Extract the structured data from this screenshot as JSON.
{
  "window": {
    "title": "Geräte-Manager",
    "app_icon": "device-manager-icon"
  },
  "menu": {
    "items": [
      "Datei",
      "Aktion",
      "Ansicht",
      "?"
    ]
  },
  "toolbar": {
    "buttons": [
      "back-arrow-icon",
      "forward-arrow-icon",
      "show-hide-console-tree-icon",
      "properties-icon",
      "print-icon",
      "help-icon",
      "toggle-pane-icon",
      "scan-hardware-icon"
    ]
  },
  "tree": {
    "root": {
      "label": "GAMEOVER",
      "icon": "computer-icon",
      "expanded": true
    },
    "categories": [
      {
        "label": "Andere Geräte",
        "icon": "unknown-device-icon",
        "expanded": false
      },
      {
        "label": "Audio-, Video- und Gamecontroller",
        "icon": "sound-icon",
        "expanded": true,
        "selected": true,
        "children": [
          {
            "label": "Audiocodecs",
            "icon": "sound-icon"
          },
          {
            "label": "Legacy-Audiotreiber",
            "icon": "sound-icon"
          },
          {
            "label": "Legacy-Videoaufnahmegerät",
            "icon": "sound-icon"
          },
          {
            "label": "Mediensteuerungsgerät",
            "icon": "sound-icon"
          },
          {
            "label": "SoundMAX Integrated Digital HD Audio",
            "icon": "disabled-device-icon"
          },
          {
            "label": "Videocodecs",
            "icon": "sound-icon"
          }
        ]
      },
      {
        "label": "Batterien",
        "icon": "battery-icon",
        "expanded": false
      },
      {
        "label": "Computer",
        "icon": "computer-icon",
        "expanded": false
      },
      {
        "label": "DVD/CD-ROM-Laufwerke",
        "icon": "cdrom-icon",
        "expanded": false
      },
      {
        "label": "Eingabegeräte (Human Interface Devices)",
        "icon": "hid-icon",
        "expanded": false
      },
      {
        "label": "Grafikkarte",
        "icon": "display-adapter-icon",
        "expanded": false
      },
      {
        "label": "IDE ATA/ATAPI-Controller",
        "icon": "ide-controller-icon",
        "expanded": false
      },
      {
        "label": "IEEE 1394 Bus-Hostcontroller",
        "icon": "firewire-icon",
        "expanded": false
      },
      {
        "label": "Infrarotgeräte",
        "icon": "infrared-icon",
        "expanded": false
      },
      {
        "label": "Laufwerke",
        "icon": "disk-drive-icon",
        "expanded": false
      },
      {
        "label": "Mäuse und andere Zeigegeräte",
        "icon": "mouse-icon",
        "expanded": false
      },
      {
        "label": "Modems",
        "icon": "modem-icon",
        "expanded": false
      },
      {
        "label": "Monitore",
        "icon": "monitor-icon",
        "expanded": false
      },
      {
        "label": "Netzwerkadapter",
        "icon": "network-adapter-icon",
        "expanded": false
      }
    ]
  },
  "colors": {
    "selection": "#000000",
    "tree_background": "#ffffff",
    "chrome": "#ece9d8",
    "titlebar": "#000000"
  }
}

+-------+

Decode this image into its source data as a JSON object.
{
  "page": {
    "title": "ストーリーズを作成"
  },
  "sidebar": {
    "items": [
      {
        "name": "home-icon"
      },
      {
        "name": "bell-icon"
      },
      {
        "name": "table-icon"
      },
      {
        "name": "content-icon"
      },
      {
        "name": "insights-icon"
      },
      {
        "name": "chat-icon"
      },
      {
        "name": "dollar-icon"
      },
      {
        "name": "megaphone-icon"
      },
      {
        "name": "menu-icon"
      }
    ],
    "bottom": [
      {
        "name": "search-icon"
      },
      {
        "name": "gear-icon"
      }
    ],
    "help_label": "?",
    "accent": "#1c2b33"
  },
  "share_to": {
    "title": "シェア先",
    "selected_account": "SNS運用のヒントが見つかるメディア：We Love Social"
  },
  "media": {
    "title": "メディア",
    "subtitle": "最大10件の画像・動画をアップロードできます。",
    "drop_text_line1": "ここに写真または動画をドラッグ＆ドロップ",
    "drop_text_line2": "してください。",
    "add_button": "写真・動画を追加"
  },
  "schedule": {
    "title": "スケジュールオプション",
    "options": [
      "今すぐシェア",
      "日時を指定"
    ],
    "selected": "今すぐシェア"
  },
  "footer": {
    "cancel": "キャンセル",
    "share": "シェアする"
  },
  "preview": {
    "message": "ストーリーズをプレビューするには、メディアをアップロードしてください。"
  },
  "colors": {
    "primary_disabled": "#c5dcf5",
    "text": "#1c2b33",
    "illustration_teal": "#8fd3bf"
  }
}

+-------+

**What this task involves**.
Only the number is required: the count of lines containing the word "data".

**Correct output**.
2